◆ **DIRECTIVE**
Reproduce the listing below in full and without alteration, apart from its pictures.

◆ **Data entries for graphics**

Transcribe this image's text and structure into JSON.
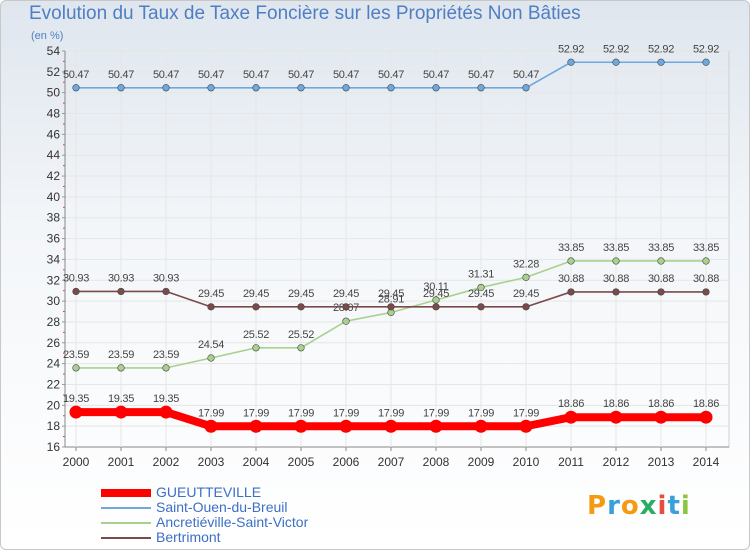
{
  "chart_data": {
    "type": "line",
    "title": "Evolution du Taux de Taxe Foncière sur les Propriétés Non Bâties",
    "ylabel": "(en %)",
    "xlabel": "",
    "categories": [
      "2000",
      "2001",
      "2002",
      "2003",
      "2004",
      "2005",
      "2006",
      "2007",
      "2008",
      "2009",
      "2010",
      "2011",
      "2012",
      "2013",
      "2014"
    ],
    "ylim": [
      16,
      54
    ],
    "yticks": [
      16,
      18,
      20,
      22,
      24,
      26,
      28,
      30,
      32,
      34,
      36,
      38,
      40,
      42,
      44,
      46,
      48,
      50,
      52,
      54
    ],
    "grid": true,
    "legend_position": "bottom-left",
    "series": [
      {
        "name": "GUEUTTEVILLE",
        "color": "#ff0000",
        "values": [
          19.35,
          19.35,
          19.35,
          17.99,
          17.99,
          17.99,
          17.99,
          17.99,
          17.99,
          17.99,
          17.99,
          18.86,
          18.86,
          18.86,
          18.86
        ],
        "labels": [
          "19.35",
          "19.35",
          "19.35",
          "17.99",
          "17.99",
          "17.99",
          "17.99",
          "17.99",
          "17.99",
          "17.99",
          "17.99",
          "18.86",
          "18.86",
          "18.86",
          "18.86"
        ]
      },
      {
        "name": "Saint-Ouen-du-Breuil",
        "color": "#6fa8dc",
        "values": [
          50.47,
          50.47,
          50.47,
          50.47,
          50.47,
          50.47,
          50.47,
          50.47,
          50.47,
          50.47,
          50.47,
          52.92,
          52.92,
          52.92,
          52.92
        ],
        "labels": [
          "50.47",
          "50.47",
          "50.47",
          "50.47",
          "50.47",
          "50.47",
          "50.47",
          "50.47",
          "50.47",
          "50.47",
          "50.47",
          "52.92",
          "52.92",
          "52.92",
          "52.92"
        ]
      },
      {
        "name": "Ancretiéville-Saint-Victor",
        "color": "#a9d18e",
        "values": [
          23.59,
          23.59,
          23.59,
          24.54,
          25.52,
          25.52,
          28.07,
          28.91,
          30.11,
          31.31,
          32.28,
          33.85,
          33.85,
          33.85,
          33.85
        ],
        "labels": [
          "23.59",
          "23.59",
          "23.59",
          "24.54",
          "25.52",
          "25.52",
          "28.07",
          "28.91",
          "30.11",
          "31.31",
          "32.28",
          "33.85",
          "33.85",
          "33.85",
          "33.85"
        ]
      },
      {
        "name": "Bertrimont",
        "color": "#7b4b4b",
        "values": [
          30.93,
          30.93,
          30.93,
          29.45,
          29.45,
          29.45,
          29.45,
          29.45,
          29.45,
          29.45,
          29.45,
          30.88,
          30.88,
          30.88,
          30.88
        ],
        "labels": [
          "30.93",
          "30.93",
          "30.93",
          "29.45",
          "29.45",
          "29.45",
          "29.45",
          "29.45",
          "29.45",
          "29.45",
          "29.45",
          "30.88",
          "30.88",
          "30.88",
          "30.88"
        ]
      }
    ]
  },
  "logo": {
    "letters": [
      "P",
      "r",
      "o",
      "x",
      "i",
      "t",
      "i"
    ],
    "colors": [
      "#f39c12",
      "#3aa0d8",
      "#f39c12",
      "#27ae60",
      "#e74c3c",
      "#3aa0d8",
      "#8cc63f"
    ]
  }
}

◆ **SOLUTION FOR THIS PROBLEM**
Transcribe this image's text and structure into JSON.
{
  "chart_data": {
    "type": "line",
    "title": "Evolution du Taux de Taxe Foncière sur les Propriétés Non Bâties",
    "ylabel": "(en %)",
    "xlabel": "",
    "categories": [
      "2000",
      "2001",
      "2002",
      "2003",
      "2004",
      "2005",
      "2006",
      "2007",
      "2008",
      "2009",
      "2010",
      "2011",
      "2012",
      "2013",
      "2014"
    ],
    "ylim": [
      16,
      54
    ],
    "yticks": [
      16,
      18,
      20,
      22,
      24,
      26,
      28,
      30,
      32,
      34,
      36,
      38,
      40,
      42,
      44,
      46,
      48,
      50,
      52,
      54
    ],
    "grid": true,
    "legend_position": "bottom-left",
    "series": [
      {
        "name": "GUEUTTEVILLE",
        "color": "#ff0000",
        "values": [
          19.35,
          19.35,
          19.35,
          17.99,
          17.99,
          17.99,
          17.99,
          17.99,
          17.99,
          17.99,
          17.99,
          18.86,
          18.86,
          18.86,
          18.86
        ],
        "labels": [
          "19.35",
          "19.35",
          "19.35",
          "17.99",
          "17.99",
          "17.99",
          "17.99",
          "17.99",
          "17.99",
          "17.99",
          "17.99",
          "18.86",
          "18.86",
          "18.86",
          "18.86"
        ]
      },
      {
        "name": "Saint-Ouen-du-Breuil",
        "color": "#6fa8dc",
        "values": [
          50.47,
          50.47,
          50.47,
          50.47,
          50.47,
          50.47,
          50.47,
          50.47,
          50.47,
          50.47,
          50.47,
          52.92,
          52.92,
          52.92,
          52.92
        ],
        "labels": [
          "50.47",
          "50.47",
          "50.47",
          "50.47",
          "50.47",
          "50.47",
          "50.47",
          "50.47",
          "50.47",
          "50.47",
          "50.47",
          "52.92",
          "52.92",
          "52.92",
          "52.92"
        ]
      },
      {
        "name": "Ancretiéville-Saint-Victor",
        "color": "#a9d18e",
        "values": [
          23.59,
          23.59,
          23.59,
          24.54,
          25.52,
          25.52,
          28.07,
          28.91,
          30.11,
          31.31,
          32.28,
          33.85,
          33.85,
          33.85,
          33.85
        ],
        "labels": [
          "23.59",
          "23.59",
          "23.59",
          "24.54",
          "25.52",
          "25.52",
          "28.07",
          "28.91",
          "30.11",
          "31.31",
          "32.28",
          "33.85",
          "33.85",
          "33.85",
          "33.85"
        ]
      },
      {
        "name": "Bertrimont",
        "color": "#7b4b4b",
        "values": [
          30.93,
          30.93,
          30.93,
          29.45,
          29.45,
          29.45,
          29.45,
          29.45,
          29.45,
          29.45,
          29.45,
          30.88,
          30.88,
          30.88,
          30.88
        ],
        "labels": [
          "30.93",
          "30.93",
          "30.93",
          "29.45",
          "29.45",
          "29.45",
          "29.45",
          "29.45",
          "29.45",
          "29.45",
          "29.45",
          "30.88",
          "30.88",
          "30.88",
          "30.88"
        ]
      }
    ]
  },
  "logo": {
    "letters": [
      "P",
      "r",
      "o",
      "x",
      "i",
      "t",
      "i"
    ],
    "colors": [
      "#f39c12",
      "#3aa0d8",
      "#f39c12",
      "#27ae60",
      "#e74c3c",
      "#3aa0d8",
      "#8cc63f"
    ]
  }
}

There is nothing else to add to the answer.